EXCERPTED PASSAGE:
——

I thought it would be interesting to make some pretty charts representing the data behind OSGrid.org’s operations. The following is accurate as of today, but probably wont be tommorow. Some of the data is missing or has gaps in it – this is because during those periods I was not able to get accurate data and decided not to display it at all.
Servers
There are a total of 395 unique IP addresses connected to OSGrid, each roughly corresponds to a unique physical server hosting regions. Of these, 130 were compiled from SVN and give version information. (265 not reporting version).
The most popular version is r9332 with 35 unique servers running this revision. Next is a tie between the official 0.6.4 release and r9313 with 20 unique servers each. The remainder is distributed fairly evenly between r9307 and r9336. It is worth noting that version information was introduced in r9307 – so we cant quite yet see into the 60% that are running behind that version. What is interesting to note is however than 30% of the regions on OSGrid were updated with this revision already and indicates active upgrades and maintainence.

——

WHAT THE EXERCISE ASKS: Update the OSGrid statistics text from "I thought it" to "not reporting version).", replacing "IP addresses" with "network addresses". The items come from a different source than the text.

——

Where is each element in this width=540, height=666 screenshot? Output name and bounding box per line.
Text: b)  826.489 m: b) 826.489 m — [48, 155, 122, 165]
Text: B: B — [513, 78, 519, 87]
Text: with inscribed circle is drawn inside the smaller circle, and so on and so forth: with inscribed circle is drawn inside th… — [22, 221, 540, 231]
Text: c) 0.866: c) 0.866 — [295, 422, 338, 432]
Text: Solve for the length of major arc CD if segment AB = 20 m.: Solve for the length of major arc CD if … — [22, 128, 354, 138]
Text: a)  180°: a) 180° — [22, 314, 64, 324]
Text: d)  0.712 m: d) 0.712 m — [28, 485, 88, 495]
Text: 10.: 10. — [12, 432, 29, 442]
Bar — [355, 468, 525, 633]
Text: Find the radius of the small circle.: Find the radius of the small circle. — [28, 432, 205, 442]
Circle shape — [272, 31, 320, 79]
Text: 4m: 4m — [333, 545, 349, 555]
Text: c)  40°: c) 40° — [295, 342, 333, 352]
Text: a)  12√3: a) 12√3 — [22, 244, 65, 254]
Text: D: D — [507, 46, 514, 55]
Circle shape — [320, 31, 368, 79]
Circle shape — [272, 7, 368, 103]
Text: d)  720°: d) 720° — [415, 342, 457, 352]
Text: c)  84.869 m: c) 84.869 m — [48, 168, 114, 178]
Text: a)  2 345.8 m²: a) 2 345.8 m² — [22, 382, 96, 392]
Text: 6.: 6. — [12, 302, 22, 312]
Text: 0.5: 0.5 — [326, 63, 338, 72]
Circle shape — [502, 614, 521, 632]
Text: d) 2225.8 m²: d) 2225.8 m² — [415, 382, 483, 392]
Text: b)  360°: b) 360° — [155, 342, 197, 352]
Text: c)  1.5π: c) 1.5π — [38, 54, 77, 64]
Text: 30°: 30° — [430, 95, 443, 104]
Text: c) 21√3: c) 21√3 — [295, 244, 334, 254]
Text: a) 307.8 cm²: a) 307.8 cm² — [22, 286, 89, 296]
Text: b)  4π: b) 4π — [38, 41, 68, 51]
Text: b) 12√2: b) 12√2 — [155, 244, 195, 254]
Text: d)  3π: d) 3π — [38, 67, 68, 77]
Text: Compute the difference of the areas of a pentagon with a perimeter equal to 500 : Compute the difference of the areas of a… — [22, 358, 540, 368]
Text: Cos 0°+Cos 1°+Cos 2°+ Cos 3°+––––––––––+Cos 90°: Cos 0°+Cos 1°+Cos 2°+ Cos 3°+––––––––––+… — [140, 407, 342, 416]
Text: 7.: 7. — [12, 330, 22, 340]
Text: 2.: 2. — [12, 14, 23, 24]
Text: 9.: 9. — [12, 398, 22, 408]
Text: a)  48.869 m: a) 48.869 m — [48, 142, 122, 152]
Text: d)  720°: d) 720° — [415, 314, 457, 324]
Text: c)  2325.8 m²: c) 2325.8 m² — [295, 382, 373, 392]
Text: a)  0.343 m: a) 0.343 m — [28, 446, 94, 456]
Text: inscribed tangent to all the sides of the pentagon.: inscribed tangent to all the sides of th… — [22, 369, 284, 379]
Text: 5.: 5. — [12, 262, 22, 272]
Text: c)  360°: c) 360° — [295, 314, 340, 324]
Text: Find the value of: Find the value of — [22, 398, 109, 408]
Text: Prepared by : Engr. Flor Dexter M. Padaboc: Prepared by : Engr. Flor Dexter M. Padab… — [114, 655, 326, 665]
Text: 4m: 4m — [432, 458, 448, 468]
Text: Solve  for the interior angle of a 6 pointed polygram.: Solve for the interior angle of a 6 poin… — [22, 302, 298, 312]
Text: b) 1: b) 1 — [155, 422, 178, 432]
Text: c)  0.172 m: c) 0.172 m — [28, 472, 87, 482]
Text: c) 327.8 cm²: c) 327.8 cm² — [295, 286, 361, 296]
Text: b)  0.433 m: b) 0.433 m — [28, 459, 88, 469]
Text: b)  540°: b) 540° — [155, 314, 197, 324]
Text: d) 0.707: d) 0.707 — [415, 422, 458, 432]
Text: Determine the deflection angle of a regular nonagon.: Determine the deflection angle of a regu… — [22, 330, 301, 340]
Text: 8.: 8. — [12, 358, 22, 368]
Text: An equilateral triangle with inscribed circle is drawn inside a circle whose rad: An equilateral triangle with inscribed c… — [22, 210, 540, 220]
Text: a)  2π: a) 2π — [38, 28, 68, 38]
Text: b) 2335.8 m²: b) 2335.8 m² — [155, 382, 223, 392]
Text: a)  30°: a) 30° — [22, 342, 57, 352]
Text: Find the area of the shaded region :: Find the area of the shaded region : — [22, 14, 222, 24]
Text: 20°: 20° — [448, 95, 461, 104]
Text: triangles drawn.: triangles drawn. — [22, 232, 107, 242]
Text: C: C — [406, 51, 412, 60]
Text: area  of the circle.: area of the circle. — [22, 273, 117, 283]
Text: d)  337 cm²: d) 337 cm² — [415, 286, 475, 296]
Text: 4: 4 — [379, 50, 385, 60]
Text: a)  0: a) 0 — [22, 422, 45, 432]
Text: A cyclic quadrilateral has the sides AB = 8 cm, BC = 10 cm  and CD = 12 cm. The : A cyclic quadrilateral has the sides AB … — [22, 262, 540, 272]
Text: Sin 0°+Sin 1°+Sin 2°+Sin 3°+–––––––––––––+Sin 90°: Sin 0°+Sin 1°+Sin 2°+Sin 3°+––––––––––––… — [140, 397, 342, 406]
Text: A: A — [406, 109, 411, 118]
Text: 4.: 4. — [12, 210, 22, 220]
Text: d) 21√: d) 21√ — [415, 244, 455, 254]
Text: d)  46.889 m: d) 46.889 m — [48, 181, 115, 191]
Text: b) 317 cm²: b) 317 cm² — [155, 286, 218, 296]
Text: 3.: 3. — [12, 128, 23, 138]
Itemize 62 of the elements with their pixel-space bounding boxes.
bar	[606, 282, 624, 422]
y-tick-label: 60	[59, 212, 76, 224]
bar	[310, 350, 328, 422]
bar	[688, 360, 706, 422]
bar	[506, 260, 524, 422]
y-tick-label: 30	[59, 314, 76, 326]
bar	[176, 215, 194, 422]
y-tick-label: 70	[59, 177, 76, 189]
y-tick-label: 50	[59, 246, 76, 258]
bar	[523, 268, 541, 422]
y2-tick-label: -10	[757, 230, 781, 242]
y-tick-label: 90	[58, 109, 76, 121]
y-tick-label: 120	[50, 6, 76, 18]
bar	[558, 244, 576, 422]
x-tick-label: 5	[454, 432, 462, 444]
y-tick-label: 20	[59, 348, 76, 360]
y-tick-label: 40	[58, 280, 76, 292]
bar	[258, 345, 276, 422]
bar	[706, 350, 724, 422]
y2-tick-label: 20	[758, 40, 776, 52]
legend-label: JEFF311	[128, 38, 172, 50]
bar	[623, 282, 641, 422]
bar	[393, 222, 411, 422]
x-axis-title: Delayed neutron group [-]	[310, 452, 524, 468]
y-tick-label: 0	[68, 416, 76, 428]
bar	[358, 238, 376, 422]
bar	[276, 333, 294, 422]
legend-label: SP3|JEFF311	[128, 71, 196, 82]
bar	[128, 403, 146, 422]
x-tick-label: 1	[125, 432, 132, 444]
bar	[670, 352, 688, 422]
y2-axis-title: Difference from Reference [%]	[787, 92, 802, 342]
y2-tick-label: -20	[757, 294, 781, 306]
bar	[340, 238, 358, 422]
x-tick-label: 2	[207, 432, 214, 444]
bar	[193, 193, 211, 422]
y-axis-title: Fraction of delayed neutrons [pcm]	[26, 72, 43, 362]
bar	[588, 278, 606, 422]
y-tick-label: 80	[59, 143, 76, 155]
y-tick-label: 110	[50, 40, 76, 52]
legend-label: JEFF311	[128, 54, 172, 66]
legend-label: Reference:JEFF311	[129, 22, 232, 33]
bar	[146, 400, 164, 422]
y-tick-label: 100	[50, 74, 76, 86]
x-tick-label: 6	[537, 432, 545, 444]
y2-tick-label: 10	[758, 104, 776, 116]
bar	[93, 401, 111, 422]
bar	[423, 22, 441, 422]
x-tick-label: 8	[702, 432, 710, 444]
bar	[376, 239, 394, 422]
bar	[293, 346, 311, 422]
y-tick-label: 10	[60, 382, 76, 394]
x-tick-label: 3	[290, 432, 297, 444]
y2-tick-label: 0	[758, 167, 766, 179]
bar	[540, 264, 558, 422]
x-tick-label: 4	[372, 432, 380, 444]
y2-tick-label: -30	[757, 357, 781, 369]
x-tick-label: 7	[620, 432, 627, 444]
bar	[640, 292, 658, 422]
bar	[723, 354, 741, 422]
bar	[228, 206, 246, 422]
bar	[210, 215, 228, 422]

——

ANSWER BOX:
I thought it would be interesting to make some pretty charts representing the data behind OSGrid.org’s operations. The following is accurate as of today, but probably wont be tommorow. Some of the data is missing or has gaps in it – this is because during those periods I was not able to get accurate data and decided not to display it at all.
Servers
There are a total of 395 unique network addresses connected to OSGrid, each roughly corresponds to a unique physical server hosting regions. Of these, 130 were compiled from SVN and give version information. (265 not reporting version).